**What is required:** Copy the following lines word for word, keeping every number and character the same.
++++
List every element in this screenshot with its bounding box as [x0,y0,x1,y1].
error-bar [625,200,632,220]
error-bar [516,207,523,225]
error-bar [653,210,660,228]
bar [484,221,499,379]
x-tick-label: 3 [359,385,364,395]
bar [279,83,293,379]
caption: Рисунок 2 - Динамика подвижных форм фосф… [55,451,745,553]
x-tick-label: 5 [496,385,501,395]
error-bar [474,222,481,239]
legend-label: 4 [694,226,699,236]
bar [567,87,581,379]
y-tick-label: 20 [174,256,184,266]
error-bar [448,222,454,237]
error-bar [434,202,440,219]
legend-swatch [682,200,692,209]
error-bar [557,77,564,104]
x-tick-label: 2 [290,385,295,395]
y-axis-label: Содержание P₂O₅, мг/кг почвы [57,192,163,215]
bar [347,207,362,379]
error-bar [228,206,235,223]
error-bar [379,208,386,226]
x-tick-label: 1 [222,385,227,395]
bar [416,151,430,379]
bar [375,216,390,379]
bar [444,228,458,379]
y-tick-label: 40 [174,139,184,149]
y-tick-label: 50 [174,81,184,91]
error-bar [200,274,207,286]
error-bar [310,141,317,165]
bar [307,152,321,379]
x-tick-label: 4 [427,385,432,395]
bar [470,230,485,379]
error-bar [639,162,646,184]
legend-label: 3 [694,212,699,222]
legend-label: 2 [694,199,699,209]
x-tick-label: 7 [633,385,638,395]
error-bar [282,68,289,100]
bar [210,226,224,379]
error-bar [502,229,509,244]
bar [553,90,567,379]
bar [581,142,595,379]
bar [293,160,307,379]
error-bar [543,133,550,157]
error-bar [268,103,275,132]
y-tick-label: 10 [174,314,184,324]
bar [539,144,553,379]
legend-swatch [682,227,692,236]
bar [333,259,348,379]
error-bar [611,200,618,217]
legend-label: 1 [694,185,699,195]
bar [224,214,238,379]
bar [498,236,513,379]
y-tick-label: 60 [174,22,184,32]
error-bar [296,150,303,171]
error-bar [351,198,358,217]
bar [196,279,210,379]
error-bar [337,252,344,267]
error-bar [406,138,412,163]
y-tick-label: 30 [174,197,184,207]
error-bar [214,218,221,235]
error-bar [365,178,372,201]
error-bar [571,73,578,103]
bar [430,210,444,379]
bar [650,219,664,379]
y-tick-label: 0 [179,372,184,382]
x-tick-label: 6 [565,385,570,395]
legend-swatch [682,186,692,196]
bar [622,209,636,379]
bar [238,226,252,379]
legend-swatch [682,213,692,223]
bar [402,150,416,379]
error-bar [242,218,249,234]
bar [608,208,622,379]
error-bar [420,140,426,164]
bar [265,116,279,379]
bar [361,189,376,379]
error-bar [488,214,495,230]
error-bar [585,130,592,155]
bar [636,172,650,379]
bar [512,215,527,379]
++++
**Written solution:**
List every element in this screenshot with its bounding box as [x0,y0,x1,y1].
error-bar [625,200,632,220]
error-bar [516,207,523,225]
error-bar [653,210,660,228]
bar [484,221,499,379]
x-tick-label: 3 [359,385,364,395]
bar [279,83,293,379]
caption: Рисунок 2 - Динамика подвижных форм фосф… [55,451,745,553]
x-tick-label: 5 [496,385,501,395]
error-bar [474,222,481,239]
legend-label: 4 [694,226,699,236]
bar [567,87,581,379]
y-tick-label: 20 [174,256,184,266]
error-bar [448,222,454,237]
error-bar [434,202,440,219]
legend-swatch [682,200,692,209]
error-bar [557,77,564,104]
x-tick-label: 2 [290,385,295,395]
y-axis-label: Содержание P₂O₅, мг/кг почвы [57,192,163,215]
bar [347,207,362,379]
error-bar [228,206,235,223]
error-bar [379,208,386,226]
x-tick-label: 1 [222,385,227,395]
bar [416,151,430,379]
bar [375,216,390,379]
bar [444,228,458,379]
y-tick-label: 40 [174,139,184,149]
y-tick-label: 50 [174,81,184,91]
error-bar [200,274,207,286]
error-bar [310,141,317,165]
bar [307,152,321,379]
x-tick-label: 4 [427,385,432,395]
bar [470,230,485,379]
error-bar [639,162,646,184]
legend-label: 3 [694,212,699,222]
legend-label: 2 [694,199,699,209]
x-tick-label: 7 [633,385,638,395]
error-bar [282,68,289,100]
bar [210,226,224,379]
error-bar [502,229,509,244]
bar [553,90,567,379]
bar [581,142,595,379]
bar [293,160,307,379]
error-bar [543,133,550,157]
error-bar [268,103,275,132]
y-tick-label: 10 [174,314,184,324]
bar [539,144,553,379]
legend-swatch [682,227,692,236]
bar [333,259,348,379]
error-bar [611,200,618,217]
legend-label: 1 [694,185,699,195]
bar [224,214,238,379]
bar [498,236,513,379]
y-tick-label: 60 [174,22,184,32]
error-bar [296,150,303,171]
error-bar [351,198,358,217]
bar [196,279,210,379]
error-bar [337,252,344,267]
error-bar [406,138,412,163]
y-tick-label: 30 [174,197,184,207]
error-bar [214,218,221,235]
error-bar [365,178,372,201]
error-bar [571,73,578,103]
bar [430,210,444,379]
bar [650,219,664,379]
y-tick-label: 0 [179,372,184,382]
x-tick-label: 6 [565,385,570,395]
legend-swatch [682,186,692,196]
bar [622,209,636,379]
bar [238,226,252,379]
legend-swatch [682,213,692,223]
bar [402,150,416,379]
error-bar [242,218,249,234]
bar [608,208,622,379]
error-bar [420,140,426,164]
bar [265,116,279,379]
bar [361,189,376,379]
error-bar [488,214,495,230]
error-bar [585,130,592,155]
bar [636,172,650,379]
bar [512,215,527,379]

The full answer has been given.